● DIRECTION
Could you write out the movie-review notebook word for word, from "# Clean Data" to "return x.lower()"?

● SOURCE EXTRACT

In [1]:
import numpy as np
import re
import pickle
from sklearn.datasets import load_files
import pandas as pd

# Load Datasets

In [3]:
train=load_files("E:/python/dataset/train/",encoding='utf-8')

In [7]:
x_train=train.data
y_train=train.target

In [8]:
len(x_train)

1000

In [9]:
len(y_train)

1000

In [10]:
train.target_names

['neg', 'pos']

In [11]:
np.unique(train.target)

array([0, 1])

In [12]:
test=load_files("E:/python/dataset/test/",encoding='utf-8')

In [10]:
x_test=test.data
y_test=test.target

In [11]:
len(x_test)

200

In [12]:
len(y_test)

200

# Clean Data

In [13]:
train.data[2]

'I almost called HBO and demanded my money back for the month just because they\'ve been airing this movie. I can just see the movie execs sitting around going, "Okay, we need to come up with something that\'s just like Home Alone, only we\'ll add a bunch of cash for the kid, hire cut-rate actors, and oh yeah, we\'ll make it a lot less funny!"<br /><br />Okay, maybe not the last part, but that\'s basically what you\'ve got here. Not even worth seeing if someone else rents it. And as a movie for kids? Forget it. I wouldn\'t let my kids see this, not necessarily because of bad-taste jokes, but because I wouldn\'t want them to say, "What were you thinking showing us that lame piece of garbage, Dad?!?!"'

In [14]:
def clean(x):
    x=re.sub(r'<.*>', '',x)
    x=re.sub(r'[^a-zA-Z]'," ",x)
    x=re.sub(r'\s+'," ",x)
    return x.lower()

In [15]:
clean("Hello I <b></b> am 123##$ john")

'hello i am john'

In [16]:
df=pd.DataFrame(x_train,columns=["review"])
df['target']=y_train
df.head()

Unnamed: 0,review,target
0,I am a huge John Denver fan. I have a large co...,1
1,I just read the plot summary and it is the wor...,1
2,I almost called HBO and demanded my money back...,0
3,"Like his earlier film, ""In a Glass Cage"", Agus...",1
4,There are few films that leave me with the fee...,1


In [17]:
df["review"]=df.review.apply(clean)
df.head()

Unnamed: 0,review,target
0,i am a huge john denver fan i have a large col...,1
1,i just read the plot summary and it is the wor...,1
2,i almost called hbo and demanded my money back...,0
3,like his earlier film in a glass cage agust vi...,1
4,there are few films that leave me with the fee...,1


# Convert text into Numeric

In [19]:
from sklearn.feature_extraction.text import CountVectorizer

In [20]:
cv=CountVectorizer(min_df=10,max_df=.6,stop_words="english",max_features=100)

● DATA ENTRIES
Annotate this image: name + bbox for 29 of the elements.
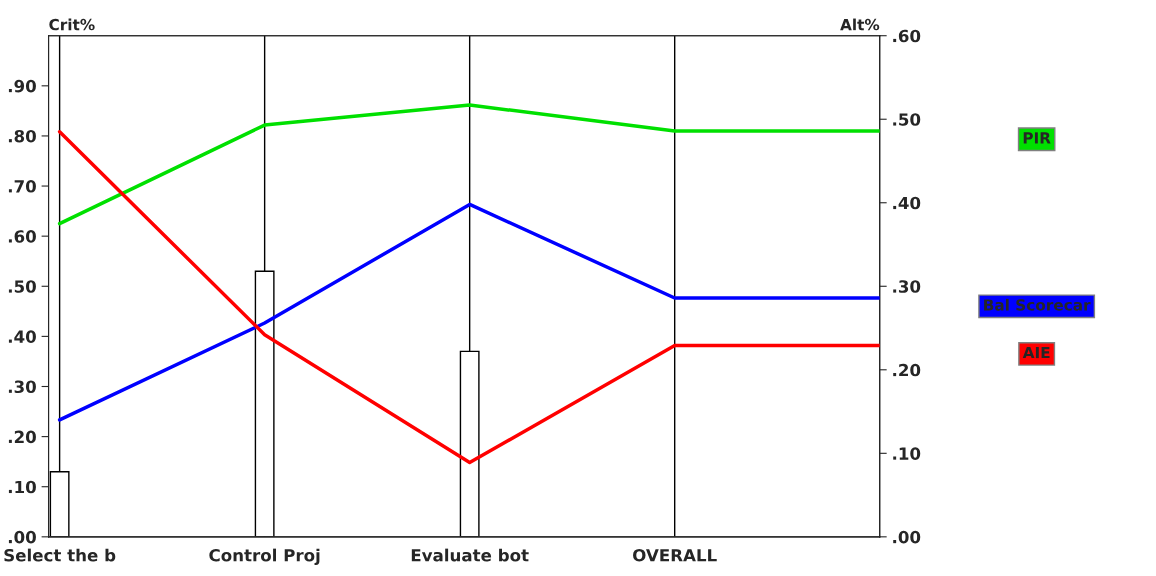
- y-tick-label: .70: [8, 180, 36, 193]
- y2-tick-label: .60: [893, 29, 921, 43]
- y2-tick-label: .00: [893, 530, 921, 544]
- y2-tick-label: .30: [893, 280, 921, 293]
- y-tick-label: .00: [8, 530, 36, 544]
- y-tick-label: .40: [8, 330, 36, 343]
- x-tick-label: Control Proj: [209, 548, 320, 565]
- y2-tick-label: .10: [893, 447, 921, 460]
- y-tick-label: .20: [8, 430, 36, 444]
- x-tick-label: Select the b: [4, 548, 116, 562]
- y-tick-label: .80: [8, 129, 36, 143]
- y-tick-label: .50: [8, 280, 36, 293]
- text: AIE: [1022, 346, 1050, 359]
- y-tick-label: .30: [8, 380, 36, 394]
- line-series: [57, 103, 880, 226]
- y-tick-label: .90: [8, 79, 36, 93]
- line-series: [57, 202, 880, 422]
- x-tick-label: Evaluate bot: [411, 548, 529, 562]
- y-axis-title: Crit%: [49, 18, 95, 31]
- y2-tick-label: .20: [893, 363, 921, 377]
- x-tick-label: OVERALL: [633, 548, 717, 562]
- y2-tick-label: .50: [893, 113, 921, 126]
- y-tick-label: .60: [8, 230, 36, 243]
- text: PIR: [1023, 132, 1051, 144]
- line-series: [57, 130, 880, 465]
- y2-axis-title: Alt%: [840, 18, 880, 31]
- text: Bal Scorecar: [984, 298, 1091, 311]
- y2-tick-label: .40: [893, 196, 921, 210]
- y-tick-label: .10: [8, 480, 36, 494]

● TASK SOLUTION
# Clean Data

In [13]:
train.data[2]

'I almost called HBO and demanded my money back for the month just because they\'ve been airing this movie. I can just see the movie execs sitting around going, "Okay, we need to come up with something that\'s just like Home Alone, only we\'ll add a bunch of cash for the kid, hire cut-rate actors, and oh yeah, we\'ll make it a lot less funny!"<br /><br />Okay, maybe not the last part, but that\'s basically what you\'ve got here. Not even worth seeing if someone else rents it. And as a movie for kids? Forget it. I wouldn\'t let my kids see this, not necessarily because of bad-taste jokes, but because I wouldn\'t want them to say, "What were you thinking showing us that lame piece of garbage, Dad?!?!"'

In [14]:
def clean(x):
    x=re.sub(r'<.*>', '',x)
    x=re.sub(r'[^a-zA-Z]'," ",x)
    x=re.sub(r'\s+'," ",x)
    return x.lower()